Task instructions – Write out the full set of records below exactly.

Records for this exercise –
○ ○ ○ ○ ○

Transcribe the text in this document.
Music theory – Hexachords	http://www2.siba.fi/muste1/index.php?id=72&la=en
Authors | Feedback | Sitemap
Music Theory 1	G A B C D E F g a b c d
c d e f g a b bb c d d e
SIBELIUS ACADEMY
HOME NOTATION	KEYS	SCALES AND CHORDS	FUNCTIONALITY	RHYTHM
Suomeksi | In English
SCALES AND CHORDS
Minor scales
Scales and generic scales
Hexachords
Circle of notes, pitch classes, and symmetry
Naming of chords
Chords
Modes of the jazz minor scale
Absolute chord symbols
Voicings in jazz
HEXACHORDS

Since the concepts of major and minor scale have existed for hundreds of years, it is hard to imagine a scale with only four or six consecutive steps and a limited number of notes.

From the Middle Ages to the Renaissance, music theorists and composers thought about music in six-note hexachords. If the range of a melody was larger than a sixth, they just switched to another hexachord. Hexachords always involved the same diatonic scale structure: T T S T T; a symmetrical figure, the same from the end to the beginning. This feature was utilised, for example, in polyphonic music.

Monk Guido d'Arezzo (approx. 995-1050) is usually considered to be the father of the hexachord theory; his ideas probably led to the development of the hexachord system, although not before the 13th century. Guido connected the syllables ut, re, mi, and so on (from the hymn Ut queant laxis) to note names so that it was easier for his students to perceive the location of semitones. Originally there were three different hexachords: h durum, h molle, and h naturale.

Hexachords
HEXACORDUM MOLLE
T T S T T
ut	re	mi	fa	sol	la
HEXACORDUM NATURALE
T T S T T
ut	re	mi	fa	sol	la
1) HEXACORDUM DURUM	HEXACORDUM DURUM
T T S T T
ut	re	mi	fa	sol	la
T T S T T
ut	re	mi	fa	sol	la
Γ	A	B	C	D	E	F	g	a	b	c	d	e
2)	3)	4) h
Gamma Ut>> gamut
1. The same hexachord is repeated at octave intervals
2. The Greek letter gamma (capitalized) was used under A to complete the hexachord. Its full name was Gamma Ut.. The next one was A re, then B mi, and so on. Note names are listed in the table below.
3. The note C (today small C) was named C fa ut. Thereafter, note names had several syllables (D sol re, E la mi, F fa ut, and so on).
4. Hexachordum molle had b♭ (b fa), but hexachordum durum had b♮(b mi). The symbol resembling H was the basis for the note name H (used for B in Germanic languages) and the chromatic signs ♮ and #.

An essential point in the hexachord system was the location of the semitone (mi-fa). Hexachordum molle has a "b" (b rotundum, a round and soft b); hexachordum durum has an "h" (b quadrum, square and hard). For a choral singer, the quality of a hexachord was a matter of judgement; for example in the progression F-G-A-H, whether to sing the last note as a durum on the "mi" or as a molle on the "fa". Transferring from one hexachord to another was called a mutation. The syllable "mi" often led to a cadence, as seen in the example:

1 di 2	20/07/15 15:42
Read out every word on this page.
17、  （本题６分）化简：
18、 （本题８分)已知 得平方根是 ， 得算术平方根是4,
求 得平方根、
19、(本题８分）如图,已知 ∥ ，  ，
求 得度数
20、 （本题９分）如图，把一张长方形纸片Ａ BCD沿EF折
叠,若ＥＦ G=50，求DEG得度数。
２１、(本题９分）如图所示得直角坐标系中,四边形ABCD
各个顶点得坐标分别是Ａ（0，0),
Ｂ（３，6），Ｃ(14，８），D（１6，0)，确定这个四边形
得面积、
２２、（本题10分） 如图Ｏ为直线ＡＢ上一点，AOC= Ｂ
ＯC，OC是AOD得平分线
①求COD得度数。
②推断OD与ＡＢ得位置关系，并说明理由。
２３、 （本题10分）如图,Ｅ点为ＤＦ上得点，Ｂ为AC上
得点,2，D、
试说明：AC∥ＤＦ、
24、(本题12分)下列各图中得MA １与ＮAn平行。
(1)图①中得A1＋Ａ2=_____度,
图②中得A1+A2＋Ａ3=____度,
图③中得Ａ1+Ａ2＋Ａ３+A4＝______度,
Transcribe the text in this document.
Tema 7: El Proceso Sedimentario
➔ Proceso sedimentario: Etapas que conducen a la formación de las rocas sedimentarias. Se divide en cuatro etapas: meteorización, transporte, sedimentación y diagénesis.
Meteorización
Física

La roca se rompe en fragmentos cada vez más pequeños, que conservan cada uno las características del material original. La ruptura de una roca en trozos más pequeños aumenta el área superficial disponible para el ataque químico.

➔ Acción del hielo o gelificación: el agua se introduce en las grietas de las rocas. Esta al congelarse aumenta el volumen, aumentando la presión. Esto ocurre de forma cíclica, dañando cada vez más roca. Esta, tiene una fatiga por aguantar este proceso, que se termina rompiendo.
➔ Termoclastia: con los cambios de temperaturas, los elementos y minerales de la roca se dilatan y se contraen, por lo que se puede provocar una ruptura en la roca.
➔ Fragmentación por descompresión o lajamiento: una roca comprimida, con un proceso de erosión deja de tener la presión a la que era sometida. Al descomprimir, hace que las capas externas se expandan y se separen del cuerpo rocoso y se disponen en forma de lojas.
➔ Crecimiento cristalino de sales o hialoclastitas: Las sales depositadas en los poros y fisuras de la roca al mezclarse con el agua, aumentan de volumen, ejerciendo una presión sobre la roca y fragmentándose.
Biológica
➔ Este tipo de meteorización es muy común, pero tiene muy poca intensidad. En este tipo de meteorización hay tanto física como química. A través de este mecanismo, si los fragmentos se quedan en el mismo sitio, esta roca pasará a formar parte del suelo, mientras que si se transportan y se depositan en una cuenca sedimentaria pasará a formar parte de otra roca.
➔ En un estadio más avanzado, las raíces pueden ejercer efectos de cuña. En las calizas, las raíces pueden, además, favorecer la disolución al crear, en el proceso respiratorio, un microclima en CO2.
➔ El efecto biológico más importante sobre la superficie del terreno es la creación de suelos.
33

○ ○ ○ ○ ○

Exercise response –
Transcribe the text in this document.
Music theory – Hexachords	http://www2.siba.fi/muste1/index.php?id=72&la=en
Authors | Feedback | Sitemap
Music Theory 1	G A B C D E F g a b c d
c d e f g a b bb c d d e
SIBELIUS ACADEMY
HOME NOTATION	KEYS	SCALES AND CHORDS	FUNCTIONALITY	RHYTHM
Suomeksi | In English
SCALES AND CHORDS
Minor scales
Scales and generic scales
Hexachords
Circle of notes, pitch classes, and symmetry
Naming of chords
Chords
Modes of the jazz minor scale
Absolute chord symbols
Voicings in jazz
HEXACHORDS

Since the concepts of major and minor scale have existed for hundreds of years, it is hard to imagine a scale with only four or six consecutive steps and a limited number of notes.

From the Middle Ages to the Renaissance, music theorists and composers thought about music in six-note hexachords. If the range of a melody was larger than a sixth, they just switched to another hexachord. Hexachords always involved the same diatonic scale structure: T T S T T; a symmetrical figure, the same from the end to the beginning. This feature was utilised, for example, in polyphonic music.

Monk Guido d'Arezzo (approx. 995-1050) is usually considered to be the father of the hexachord theory; his ideas probably led to the development of the hexachord system, although not before the 13th century. Guido connected the syllables ut, re, mi, and so on (from the hymn Ut queant laxis) to note names so that it was easier for his students to perceive the location of semitones. Originally there were three different hexachords: h durum, h molle, and h naturale.

Hexachords
HEXACORDUM MOLLE
T T S T T
ut	re	mi	fa	sol	la
HEXACORDUM NATURALE
T T S T T
ut	re	mi	fa	sol	la
1) HEXACORDUM DURUM	HEXACORDUM DURUM
T T S T T
ut	re	mi	fa	sol	la
T T S T T
ut	re	mi	fa	sol	la
Γ	A	B	C	D	E	F	g	a	b	c	d	e
2)	3)	4) h
Gamma Ut>> gamut
1. The same hexachord is repeated at octave intervals
2. The Greek letter gamma (capitalized) was used under A to complete the hexachord. Its full name was Gamma Ut.. The next one was A re, then B mi, and so on. Note names are listed in the table below.
3. The note C (today small C) was named C fa ut. Thereafter, note names had several syllables (D sol re, E la mi, F fa ut, and so on).
4. Hexachordum molle had b♭ (b fa), but hexachordum durum had b♮(b mi). The symbol resembling H was the basis for the note name H (used for B in Germanic languages) and the chromatic signs ♮ and #.

An essential point in the hexachord system was the location of the semitone (mi-fa). Hexachordum molle has a "b" (b rotundum, a round and soft b); hexachordum durum has an "h" (b quadrum, square and hard). For a choral singer, the quality of a hexachord was a matter of judgement; for example in the progression F-G-A-H, whether to sing the last note as a durum on the "mi" or as a molle on the "fa". Transferring from one hexachord to another was called a mutation. The syllable "mi" often led to a cadence, as seen in the example:

1 di 2	20/07/15 15:42
Read out every word on this page.
17、  （本题６分）化简：
18、 （本题８分)已知 得平方根是 ， 得算术平方根是4,
求 得平方根、
19、(本题８分）如图,已知 ∥ ，  ，
求 得度数
20、 （本题９分）如图，把一张长方形纸片Ａ BCD沿EF折
叠,若ＥＦ G=50，求DEG得度数。
２１、(本题９分）如图所示得直角坐标系中,四边形ABCD
各个顶点得坐标分别是Ａ（0，0),
Ｂ（３，6），Ｃ(14，８），D（１6，0)，确定这个四边形
得面积、
２２、（本题10分） 如图Ｏ为直线ＡＢ上一点，AOC= Ｂ
ＯC，OC是AOD得平分线
①求COD得度数。
②推断OD与ＡＢ得位置关系，并说明理由。
２３、 （本题10分）如图,Ｅ点为ＤＦ上得点，Ｂ为AC上
得点,2，D、
试说明：AC∥ＤＦ、
24、(本题12分)下列各图中得MA １与ＮAn平行。
(1)图①中得A1＋Ａ2=_____度,
图②中得A1+A2＋Ａ3=____度,
图③中得Ａ1+Ａ2＋Ａ３+A4＝______度,
Transcribe the text in this document.
Tema 7: El Proceso Sedimentario
➔ Proceso sedimentario: Etapas que conducen a la formación de las rocas sedimentarias. Se divide en cuatro etapas: meteorización, transporte, sedimentación y diagénesis.
Meteorización
Física

La roca se rompe en fragmentos cada vez más pequeños, que conservan cada uno las características del material original. La ruptura de una roca en trozos más pequeños aumenta el área superficial disponible para el ataque químico.

➔ Acción del hielo o gelificación: el agua se introduce en las grietas de las rocas. Esta al congelarse aumenta el volumen, aumentando la presión. Esto ocurre de forma cíclica, dañando cada vez más roca. Esta, tiene una fatiga por aguantar este proceso, que se termina rompiendo.
➔ Termoclastia: con los cambios de temperaturas, los elementos y minerales de la roca se dilatan y se contraen, por lo que se puede provocar una ruptura en la roca.
➔ Fragmentación por descompresión o lajamiento: una roca comprimida, con un proceso de erosión deja de tener la presión a la que era sometida. Al descomprimir, hace que las capas externas se expandan y se separen del cuerpo rocoso y se disponen en forma de lojas.
➔ Crecimiento cristalino de sales o hialoclastitas: Las sales depositadas en los poros y fisuras de la roca al mezclarse con el agua, aumentan de volumen, ejerciendo una presión sobre la roca y fragmentándose.
Biológica
➔ Este tipo de meteorización es muy común, pero tiene muy poca intensidad. En este tipo de meteorización hay tanto física como química. A través de este mecanismo, si los fragmentos se quedan en el mismo sitio, esta roca pasará a formar parte del suelo, mientras que si se transportan y se depositan en una cuenca sedimentaria pasará a formar parte de otra roca.
➔ En un estadio más avanzado, las raíces pueden ejercer efectos de cuña. En las calizas, las raíces pueden, además, favorecer la disolución al crear, en el proceso respiratorio, un microclima en CO2.
➔ El efecto biológico más importante sobre la superficie del terreno es la creación de suelos.
33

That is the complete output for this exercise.